§ **Direction**:
Pull every "Program" line out of the data below.

★ ★ ★

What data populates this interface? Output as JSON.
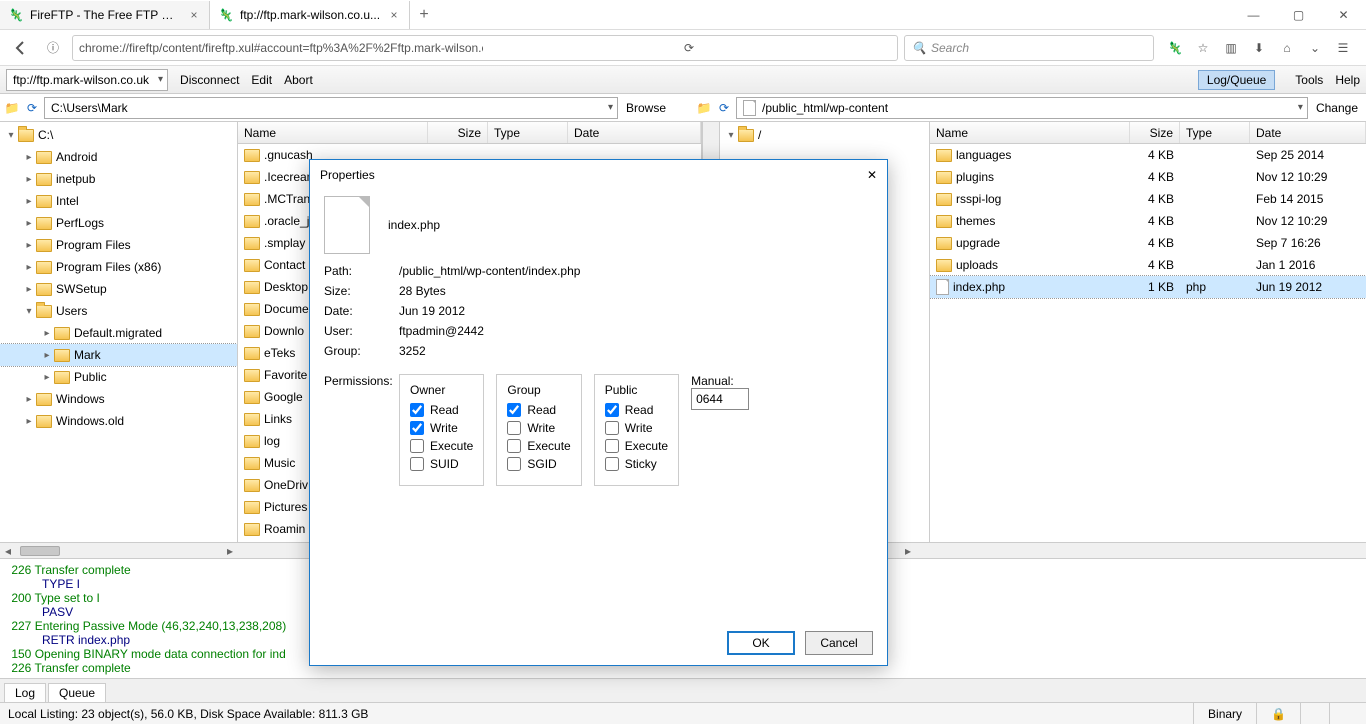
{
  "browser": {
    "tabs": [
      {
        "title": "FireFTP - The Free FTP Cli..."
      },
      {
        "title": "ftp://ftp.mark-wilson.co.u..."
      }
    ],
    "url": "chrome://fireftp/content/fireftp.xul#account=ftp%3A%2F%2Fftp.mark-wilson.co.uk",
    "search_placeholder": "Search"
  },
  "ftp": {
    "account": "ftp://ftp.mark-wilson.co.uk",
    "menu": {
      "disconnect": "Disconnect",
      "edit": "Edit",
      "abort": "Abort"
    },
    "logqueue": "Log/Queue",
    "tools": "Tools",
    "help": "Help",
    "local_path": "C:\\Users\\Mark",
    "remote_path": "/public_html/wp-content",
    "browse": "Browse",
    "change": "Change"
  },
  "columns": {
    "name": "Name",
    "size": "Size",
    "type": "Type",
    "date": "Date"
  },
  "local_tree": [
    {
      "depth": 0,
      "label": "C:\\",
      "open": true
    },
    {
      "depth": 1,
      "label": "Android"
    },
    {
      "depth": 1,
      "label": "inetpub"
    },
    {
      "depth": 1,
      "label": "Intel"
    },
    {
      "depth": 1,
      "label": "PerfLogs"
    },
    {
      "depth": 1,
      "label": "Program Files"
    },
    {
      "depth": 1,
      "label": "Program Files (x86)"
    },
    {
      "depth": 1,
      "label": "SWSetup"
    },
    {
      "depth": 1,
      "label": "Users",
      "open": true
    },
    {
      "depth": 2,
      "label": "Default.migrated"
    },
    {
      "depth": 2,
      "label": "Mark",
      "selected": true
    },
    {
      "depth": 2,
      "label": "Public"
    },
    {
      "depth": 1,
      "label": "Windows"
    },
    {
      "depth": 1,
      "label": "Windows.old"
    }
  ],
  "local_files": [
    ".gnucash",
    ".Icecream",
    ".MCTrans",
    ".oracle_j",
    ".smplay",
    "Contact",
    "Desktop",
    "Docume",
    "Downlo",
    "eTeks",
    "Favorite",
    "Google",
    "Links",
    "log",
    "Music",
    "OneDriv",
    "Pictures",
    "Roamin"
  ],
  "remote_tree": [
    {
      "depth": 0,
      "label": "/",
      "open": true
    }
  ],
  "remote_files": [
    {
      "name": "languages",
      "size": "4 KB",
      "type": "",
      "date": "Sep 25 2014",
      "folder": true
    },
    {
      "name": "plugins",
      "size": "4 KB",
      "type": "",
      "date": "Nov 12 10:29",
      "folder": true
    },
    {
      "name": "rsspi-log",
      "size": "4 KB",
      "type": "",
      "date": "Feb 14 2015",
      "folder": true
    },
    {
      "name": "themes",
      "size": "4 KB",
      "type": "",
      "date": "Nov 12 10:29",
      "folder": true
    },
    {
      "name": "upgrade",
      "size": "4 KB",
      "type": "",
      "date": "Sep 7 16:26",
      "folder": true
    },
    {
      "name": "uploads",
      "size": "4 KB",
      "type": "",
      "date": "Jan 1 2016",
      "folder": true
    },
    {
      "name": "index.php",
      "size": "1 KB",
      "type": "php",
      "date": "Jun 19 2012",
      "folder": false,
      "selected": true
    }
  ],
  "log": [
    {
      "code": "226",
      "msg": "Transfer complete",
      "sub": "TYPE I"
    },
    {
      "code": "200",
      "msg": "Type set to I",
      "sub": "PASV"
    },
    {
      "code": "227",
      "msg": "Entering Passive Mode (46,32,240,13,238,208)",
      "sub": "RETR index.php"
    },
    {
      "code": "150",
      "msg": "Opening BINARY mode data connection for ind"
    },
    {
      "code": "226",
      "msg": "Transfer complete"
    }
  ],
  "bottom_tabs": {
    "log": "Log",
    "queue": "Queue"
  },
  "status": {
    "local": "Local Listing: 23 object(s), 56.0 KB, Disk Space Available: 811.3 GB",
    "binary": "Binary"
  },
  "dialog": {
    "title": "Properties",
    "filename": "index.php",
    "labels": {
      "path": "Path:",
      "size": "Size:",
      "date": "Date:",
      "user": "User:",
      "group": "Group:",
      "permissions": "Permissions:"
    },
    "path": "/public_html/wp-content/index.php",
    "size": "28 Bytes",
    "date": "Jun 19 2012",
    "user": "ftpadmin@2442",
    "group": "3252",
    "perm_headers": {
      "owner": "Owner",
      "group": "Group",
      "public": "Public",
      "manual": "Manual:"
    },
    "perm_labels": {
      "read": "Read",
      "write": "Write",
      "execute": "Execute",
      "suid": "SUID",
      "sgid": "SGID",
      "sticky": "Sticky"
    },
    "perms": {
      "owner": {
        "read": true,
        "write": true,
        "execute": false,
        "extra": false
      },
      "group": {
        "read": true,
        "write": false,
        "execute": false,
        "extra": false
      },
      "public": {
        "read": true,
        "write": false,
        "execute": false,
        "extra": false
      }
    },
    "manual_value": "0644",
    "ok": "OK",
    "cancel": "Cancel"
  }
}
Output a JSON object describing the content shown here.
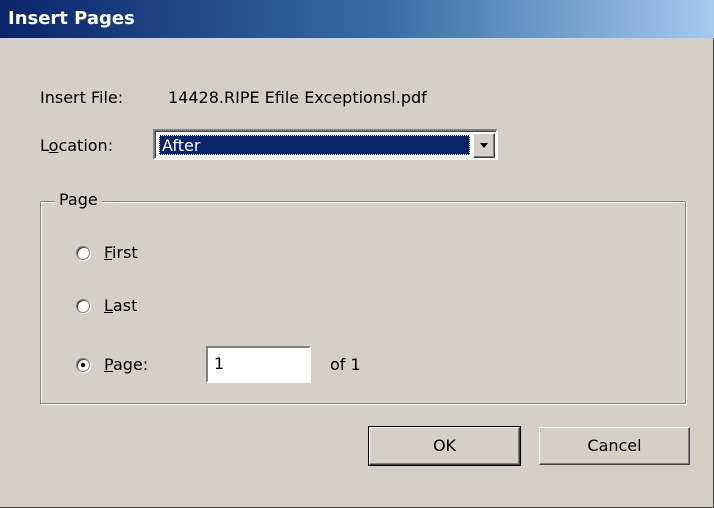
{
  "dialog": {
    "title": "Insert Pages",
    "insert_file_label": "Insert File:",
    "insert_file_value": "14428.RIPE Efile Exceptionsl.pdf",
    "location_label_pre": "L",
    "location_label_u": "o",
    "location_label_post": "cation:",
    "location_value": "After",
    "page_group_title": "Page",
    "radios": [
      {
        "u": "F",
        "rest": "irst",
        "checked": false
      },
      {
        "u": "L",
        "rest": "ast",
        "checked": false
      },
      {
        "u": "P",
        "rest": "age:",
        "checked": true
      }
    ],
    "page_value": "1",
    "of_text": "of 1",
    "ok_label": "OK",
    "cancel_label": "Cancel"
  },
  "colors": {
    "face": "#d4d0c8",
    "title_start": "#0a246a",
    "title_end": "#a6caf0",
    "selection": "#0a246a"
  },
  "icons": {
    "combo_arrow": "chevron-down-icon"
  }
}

★ ★ ★

§ **The reply**:
      "label": "Program Files"
      "label": "Program Files (x86)"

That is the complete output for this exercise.